> [What to produce]: An exact copy of all the data is required, with pictures left out.

::: Given information

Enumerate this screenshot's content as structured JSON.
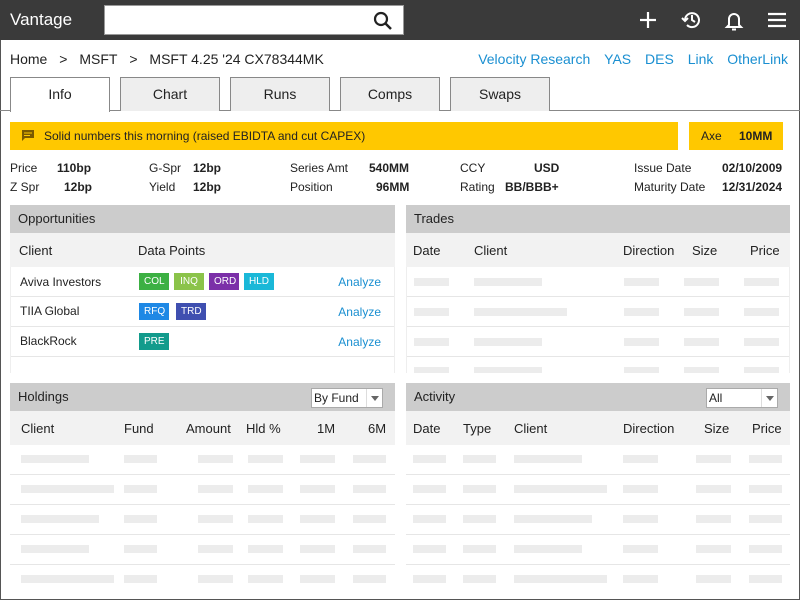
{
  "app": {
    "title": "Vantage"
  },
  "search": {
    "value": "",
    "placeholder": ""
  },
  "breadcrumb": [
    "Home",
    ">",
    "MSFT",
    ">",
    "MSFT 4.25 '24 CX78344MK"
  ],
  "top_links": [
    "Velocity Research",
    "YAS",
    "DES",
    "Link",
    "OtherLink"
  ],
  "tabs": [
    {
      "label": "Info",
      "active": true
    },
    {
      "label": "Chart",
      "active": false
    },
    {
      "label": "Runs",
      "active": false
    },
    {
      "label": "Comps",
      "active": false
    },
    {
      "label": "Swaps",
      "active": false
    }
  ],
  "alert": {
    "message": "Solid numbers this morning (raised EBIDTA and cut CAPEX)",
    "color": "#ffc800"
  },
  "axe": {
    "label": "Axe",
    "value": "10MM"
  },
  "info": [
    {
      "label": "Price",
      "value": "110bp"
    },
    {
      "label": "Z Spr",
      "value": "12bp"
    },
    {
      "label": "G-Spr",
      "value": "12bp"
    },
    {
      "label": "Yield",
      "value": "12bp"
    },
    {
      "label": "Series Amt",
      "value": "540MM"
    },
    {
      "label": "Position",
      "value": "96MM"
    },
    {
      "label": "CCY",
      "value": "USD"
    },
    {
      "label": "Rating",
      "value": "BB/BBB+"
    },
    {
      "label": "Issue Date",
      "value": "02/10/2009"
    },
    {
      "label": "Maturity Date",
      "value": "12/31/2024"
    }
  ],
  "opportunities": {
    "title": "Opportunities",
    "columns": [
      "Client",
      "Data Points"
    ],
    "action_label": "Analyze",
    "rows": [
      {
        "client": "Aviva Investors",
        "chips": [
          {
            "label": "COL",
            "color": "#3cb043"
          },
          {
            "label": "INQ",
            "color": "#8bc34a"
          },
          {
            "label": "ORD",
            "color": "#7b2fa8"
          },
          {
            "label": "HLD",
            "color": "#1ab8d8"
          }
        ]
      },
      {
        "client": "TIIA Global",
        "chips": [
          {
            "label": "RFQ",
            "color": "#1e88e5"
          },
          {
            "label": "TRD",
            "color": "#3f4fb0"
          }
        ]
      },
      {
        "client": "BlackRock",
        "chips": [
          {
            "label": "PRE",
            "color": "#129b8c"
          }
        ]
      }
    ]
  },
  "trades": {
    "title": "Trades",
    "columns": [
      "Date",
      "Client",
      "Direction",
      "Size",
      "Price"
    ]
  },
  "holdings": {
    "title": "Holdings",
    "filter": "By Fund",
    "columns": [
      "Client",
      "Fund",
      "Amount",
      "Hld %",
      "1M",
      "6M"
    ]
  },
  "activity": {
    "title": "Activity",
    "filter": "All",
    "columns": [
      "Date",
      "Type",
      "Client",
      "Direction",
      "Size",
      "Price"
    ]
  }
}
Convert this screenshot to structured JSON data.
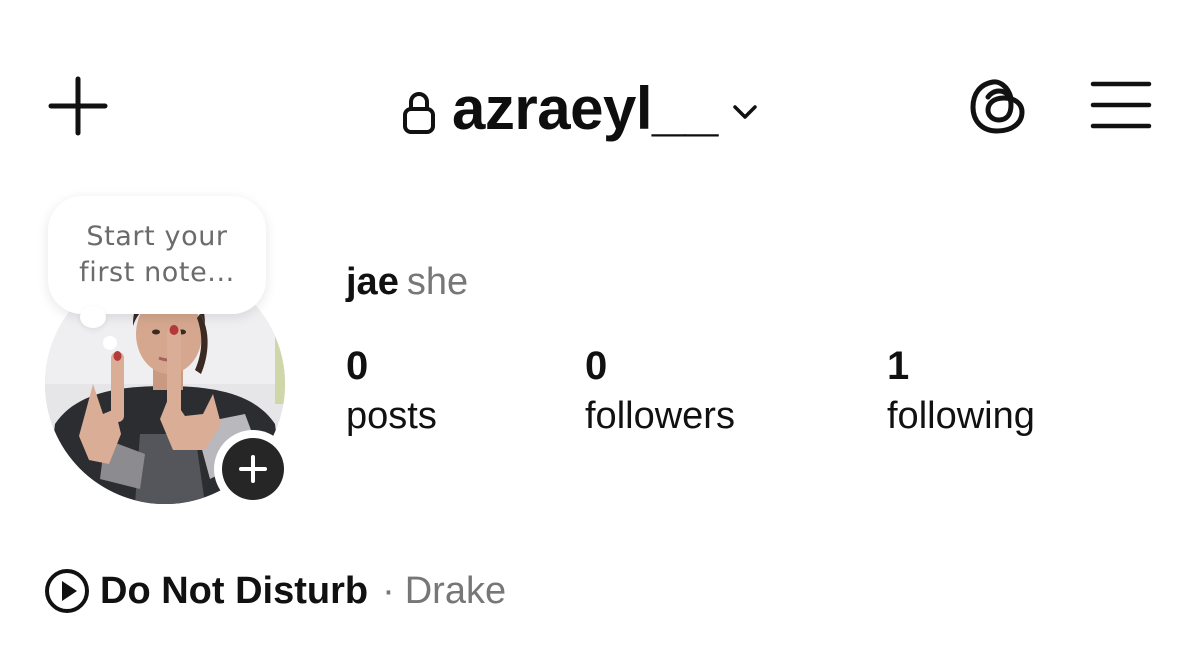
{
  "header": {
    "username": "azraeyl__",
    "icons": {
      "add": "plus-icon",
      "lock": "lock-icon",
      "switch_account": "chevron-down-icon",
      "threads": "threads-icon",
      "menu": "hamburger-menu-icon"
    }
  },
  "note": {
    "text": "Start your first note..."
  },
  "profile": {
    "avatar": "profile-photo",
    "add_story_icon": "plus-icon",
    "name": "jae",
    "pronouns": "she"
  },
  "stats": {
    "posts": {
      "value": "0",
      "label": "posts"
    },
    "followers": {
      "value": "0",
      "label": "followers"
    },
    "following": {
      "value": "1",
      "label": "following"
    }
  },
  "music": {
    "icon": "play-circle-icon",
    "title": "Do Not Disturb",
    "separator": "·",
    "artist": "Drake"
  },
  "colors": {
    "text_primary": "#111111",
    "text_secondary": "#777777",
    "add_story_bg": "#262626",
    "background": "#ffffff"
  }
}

::::::

> [Exercise output]:
Enumerate this screenshot's content as structured JSON.
{
  "app": {
    "title": "Vantage"
  },
  "search": {
    "value": "",
    "placeholder": ""
  },
  "breadcrumb": [
    "Home",
    ">",
    "MSFT",
    ">",
    "MSFT 4.25 '24 CX78344MK"
  ],
  "top_links": [
    "Velocity Research",
    "YAS",
    "DES",
    "Link",
    "OtherLink"
  ],
  "tabs": [
    {
      "label": "Info",
      "active": true
    },
    {
      "label": "Chart",
      "active": false
    },
    {
      "label": "Runs",
      "active": false
    },
    {
      "label": "Comps",
      "active": false
    },
    {
      "label": "Swaps",
      "active": false
    }
  ],
  "alert": {
    "message": "Solid numbers this morning (raised EBIDTA and cut CAPEX)",
    "color": "#ffc800"
  },
  "axe": {
    "label": "Axe",
    "value": "10MM"
  },
  "info": [
    {
      "label": "Price",
      "value": "110bp"
    },
    {
      "label": "Z Spr",
      "value": "12bp"
    },
    {
      "label": "G-Spr",
      "value": "12bp"
    },
    {
      "label": "Yield",
      "value": "12bp"
    },
    {
      "label": "Series Amt",
      "value": "540MM"
    },
    {
      "label": "Position",
      "value": "96MM"
    },
    {
      "label": "CCY",
      "value": "USD"
    },
    {
      "label": "Rating",
      "value": "BB/BBB+"
    },
    {
      "label": "Issue Date",
      "value": "02/10/2009"
    },
    {
      "label": "Maturity Date",
      "value": "12/31/2024"
    }
  ],
  "opportunities": {
    "title": "Opportunities",
    "columns": [
      "Client",
      "Data Points"
    ],
    "action_label": "Analyze",
    "rows": [
      {
        "client": "Aviva Investors",
        "chips": [
          {
            "label": "COL",
            "color": "#3cb043"
          },
          {
            "label": "INQ",
            "color": "#8bc34a"
          },
          {
            "label": "ORD",
            "color": "#7b2fa8"
          },
          {
            "label": "HLD",
            "color": "#1ab8d8"
          }
        ]
      },
      {
        "client": "TIIA Global",
        "chips": [
          {
            "label": "RFQ",
            "color": "#1e88e5"
          },
          {
            "label": "TRD",
            "color": "#3f4fb0"
          }
        ]
      },
      {
        "client": "BlackRock",
        "chips": [
          {
            "label": "PRE",
            "color": "#129b8c"
          }
        ]
      }
    ]
  },
  "trades": {
    "title": "Trades",
    "columns": [
      "Date",
      "Client",
      "Direction",
      "Size",
      "Price"
    ]
  },
  "holdings": {
    "title": "Holdings",
    "filter": "By Fund",
    "columns": [
      "Client",
      "Fund",
      "Amount",
      "Hld %",
      "1M",
      "6M"
    ]
  },
  "activity": {
    "title": "Activity",
    "filter": "All",
    "columns": [
      "Date",
      "Type",
      "Client",
      "Direction",
      "Size",
      "Price"
    ]
  }
}
Convert this screenshot to structured JSON data.
{
  "header": {
    "username": "azraeyl__",
    "icons": {
      "add": "plus-icon",
      "lock": "lock-icon",
      "switch_account": "chevron-down-icon",
      "threads": "threads-icon",
      "menu": "hamburger-menu-icon"
    }
  },
  "note": {
    "text": "Start your first note..."
  },
  "profile": {
    "avatar": "profile-photo",
    "add_story_icon": "plus-icon",
    "name": "jae",
    "pronouns": "she"
  },
  "stats": {
    "posts": {
      "value": "0",
      "label": "posts"
    },
    "followers": {
      "value": "0",
      "label": "followers"
    },
    "following": {
      "value": "1",
      "label": "following"
    }
  },
  "music": {
    "icon": "play-circle-icon",
    "title": "Do Not Disturb",
    "separator": "·",
    "artist": "Drake"
  },
  "colors": {
    "text_primary": "#111111",
    "text_secondary": "#777777",
    "add_story_bg": "#262626",
    "background": "#ffffff"
  }
}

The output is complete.